**TASK INSTRUCTIONS:** Only lines holding the word "跳过广告" should be copied from the material.

** Start of DATASET CONTENT **

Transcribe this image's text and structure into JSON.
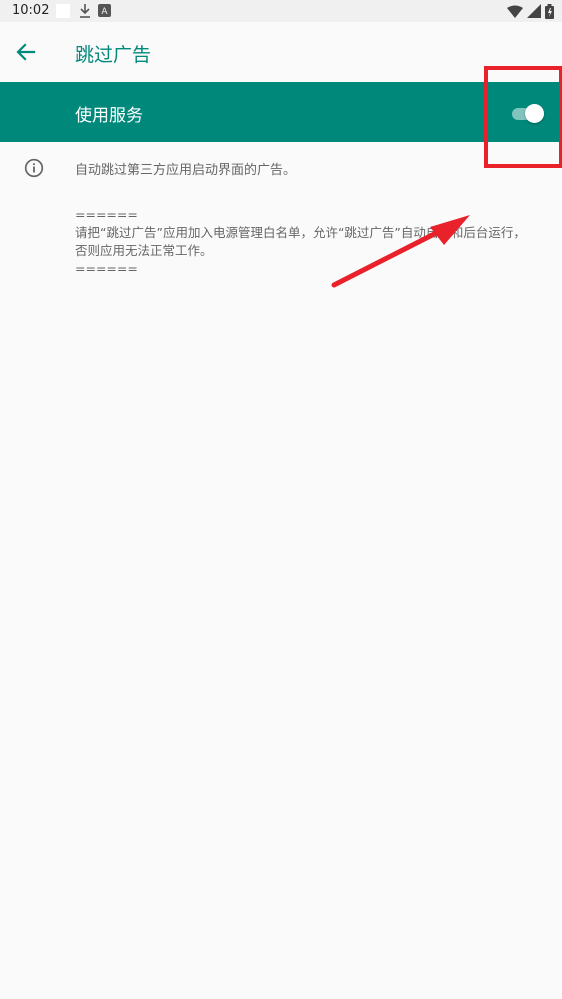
{
  "status_bar": {
    "time": "10:02",
    "a_icon_glyph": "A"
  },
  "toolbar": {
    "title": "跳过广告"
  },
  "master_switch": {
    "label": "使用服务",
    "enabled": true
  },
  "info": {
    "text": "自动跳过第三方应用启动界面的广告。"
  },
  "note": {
    "separator_top": "======",
    "line1": "请把“跳过广告”应用加入电源管理白名单，允许“跳过广告”自动启动和后台运行，",
    "line2": "否则应用无法正常工作。",
    "separator_bottom": "======"
  },
  "colors": {
    "accent": "#00897b",
    "highlight": "#e8212b"
  },
  "icons": {
    "back": "arrow-left-icon",
    "info": "info-circle-icon",
    "wifi": "wifi-icon",
    "signal": "cell-signal-icon",
    "battery": "battery-icon",
    "download": "download-icon"
  }
}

** End of DATASET CONTENT **

**SOLUTION TO THE EXERCISE:**
    "title": "跳过广告"
    "line1": "请把“跳过广告”应用加入电源管理白名单，允许“跳过广告”自动启动和后台运行，",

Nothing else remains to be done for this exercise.